* begin Dataset records *

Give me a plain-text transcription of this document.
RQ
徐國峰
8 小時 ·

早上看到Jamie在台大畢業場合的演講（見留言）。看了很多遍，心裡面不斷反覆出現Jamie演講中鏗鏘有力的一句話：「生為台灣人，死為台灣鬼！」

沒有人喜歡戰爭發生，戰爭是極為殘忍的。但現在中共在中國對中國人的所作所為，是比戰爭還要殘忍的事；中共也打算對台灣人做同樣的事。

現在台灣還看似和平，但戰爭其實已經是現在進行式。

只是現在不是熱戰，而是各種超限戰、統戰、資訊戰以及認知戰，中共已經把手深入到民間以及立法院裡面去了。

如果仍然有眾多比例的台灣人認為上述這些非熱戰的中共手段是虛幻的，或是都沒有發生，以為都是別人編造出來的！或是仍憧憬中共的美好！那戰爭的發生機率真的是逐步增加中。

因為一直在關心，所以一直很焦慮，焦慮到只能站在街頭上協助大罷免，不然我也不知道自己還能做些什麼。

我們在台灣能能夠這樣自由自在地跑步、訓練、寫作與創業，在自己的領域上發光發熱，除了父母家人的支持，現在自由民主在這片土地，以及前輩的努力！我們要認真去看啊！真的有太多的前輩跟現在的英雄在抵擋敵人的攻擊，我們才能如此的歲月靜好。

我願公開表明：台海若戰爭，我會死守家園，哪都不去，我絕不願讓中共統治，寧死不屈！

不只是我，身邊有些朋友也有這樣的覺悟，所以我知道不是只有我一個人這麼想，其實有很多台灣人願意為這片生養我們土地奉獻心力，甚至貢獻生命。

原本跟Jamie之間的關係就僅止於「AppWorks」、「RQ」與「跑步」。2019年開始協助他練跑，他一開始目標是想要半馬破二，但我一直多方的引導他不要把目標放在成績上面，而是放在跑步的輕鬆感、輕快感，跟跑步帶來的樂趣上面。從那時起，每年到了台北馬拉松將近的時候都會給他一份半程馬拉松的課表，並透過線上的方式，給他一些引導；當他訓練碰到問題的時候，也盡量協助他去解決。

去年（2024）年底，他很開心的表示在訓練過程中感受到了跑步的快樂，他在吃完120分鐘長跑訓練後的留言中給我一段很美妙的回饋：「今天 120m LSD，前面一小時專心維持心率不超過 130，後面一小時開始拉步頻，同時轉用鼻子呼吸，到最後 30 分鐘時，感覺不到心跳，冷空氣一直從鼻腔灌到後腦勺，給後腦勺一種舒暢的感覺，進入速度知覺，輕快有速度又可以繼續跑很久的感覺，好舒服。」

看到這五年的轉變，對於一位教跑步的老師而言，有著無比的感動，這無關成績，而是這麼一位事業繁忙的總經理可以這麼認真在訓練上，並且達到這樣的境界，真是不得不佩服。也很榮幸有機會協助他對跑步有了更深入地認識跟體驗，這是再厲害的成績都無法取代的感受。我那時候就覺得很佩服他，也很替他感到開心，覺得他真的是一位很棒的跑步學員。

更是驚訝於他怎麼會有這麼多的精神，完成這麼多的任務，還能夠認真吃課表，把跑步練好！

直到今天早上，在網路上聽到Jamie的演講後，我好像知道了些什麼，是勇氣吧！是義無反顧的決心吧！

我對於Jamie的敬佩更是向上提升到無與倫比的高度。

* end Dataset records *

### Direction
All of the entries above need to be reproduced exactly.

### Completed task
Give me a plain-text transcription of this document.
RQ
徐國峰
8 小時 ·

早上看到Jamie在台大畢業場合的演講（見留言）。看了很多遍，心裡面不斷反覆出現Jamie演講中鏗鏘有力的一句話：「生為台灣人，死為台灣鬼！」

沒有人喜歡戰爭發生，戰爭是極為殘忍的。但現在中共在中國對中國人的所作所為，是比戰爭還要殘忍的事；中共也打算對台灣人做同樣的事。

現在台灣還看似和平，但戰爭其實已經是現在進行式。

只是現在不是熱戰，而是各種超限戰、統戰、資訊戰以及認知戰，中共已經把手深入到民間以及立法院裡面去了。

如果仍然有眾多比例的台灣人認為上述這些非熱戰的中共手段是虛幻的，或是都沒有發生，以為都是別人編造出來的！或是仍憧憬中共的美好！那戰爭的發生機率真的是逐步增加中。

因為一直在關心，所以一直很焦慮，焦慮到只能站在街頭上協助大罷免，不然我也不知道自己還能做些什麼。

我們在台灣能能夠這樣自由自在地跑步、訓練、寫作與創業，在自己的領域上發光發熱，除了父母家人的支持，現在自由民主在這片土地，以及前輩的努力！我們要認真去看啊！真的有太多的前輩跟現在的英雄在抵擋敵人的攻擊，我們才能如此的歲月靜好。

我願公開表明：台海若戰爭，我會死守家園，哪都不去，我絕不願讓中共統治，寧死不屈！

不只是我，身邊有些朋友也有這樣的覺悟，所以我知道不是只有我一個人這麼想，其實有很多台灣人願意為這片生養我們土地奉獻心力，甚至貢獻生命。

原本跟Jamie之間的關係就僅止於「AppWorks」、「RQ」與「跑步」。2019年開始協助他練跑，他一開始目標是想要半馬破二，但我一直多方的引導他不要把目標放在成績上面，而是放在跑步的輕鬆感、輕快感，跟跑步帶來的樂趣上面。從那時起，每年到了台北馬拉松將近的時候都會給他一份半程馬拉松的課表，並透過線上的方式，給他一些引導；當他訓練碰到問題的時候，也盡量協助他去解決。

去年（2024）年底，他很開心的表示在訓練過程中感受到了跑步的快樂，他在吃完120分鐘長跑訓練後的留言中給我一段很美妙的回饋：「今天 120m LSD，前面一小時專心維持心率不超過 130，後面一小時開始拉步頻，同時轉用鼻子呼吸，到最後 30 分鐘時，感覺不到心跳，冷空氣一直從鼻腔灌到後腦勺，給後腦勺一種舒暢的感覺，進入速度知覺，輕快有速度又可以繼續跑很久的感覺，好舒服。」

看到這五年的轉變，對於一位教跑步的老師而言，有著無比的感動，這無關成績，而是這麼一位事業繁忙的總經理可以這麼認真在訓練上，並且達到這樣的境界，真是不得不佩服。也很榮幸有機會協助他對跑步有了更深入地認識跟體驗，這是再厲害的成績都無法取代的感受。我那時候就覺得很佩服他，也很替他感到開心，覺得他真的是一位很棒的跑步學員。

更是驚訝於他怎麼會有這麼多的精神，完成這麼多的任務，還能夠認真吃課表，把跑步練好！

直到今天早上，在網路上聽到Jamie的演講後，我好像知道了些什麼，是勇氣吧！是義無反顧的決心吧！

我對於Jamie的敬佩更是向上提升到無與倫比的高度。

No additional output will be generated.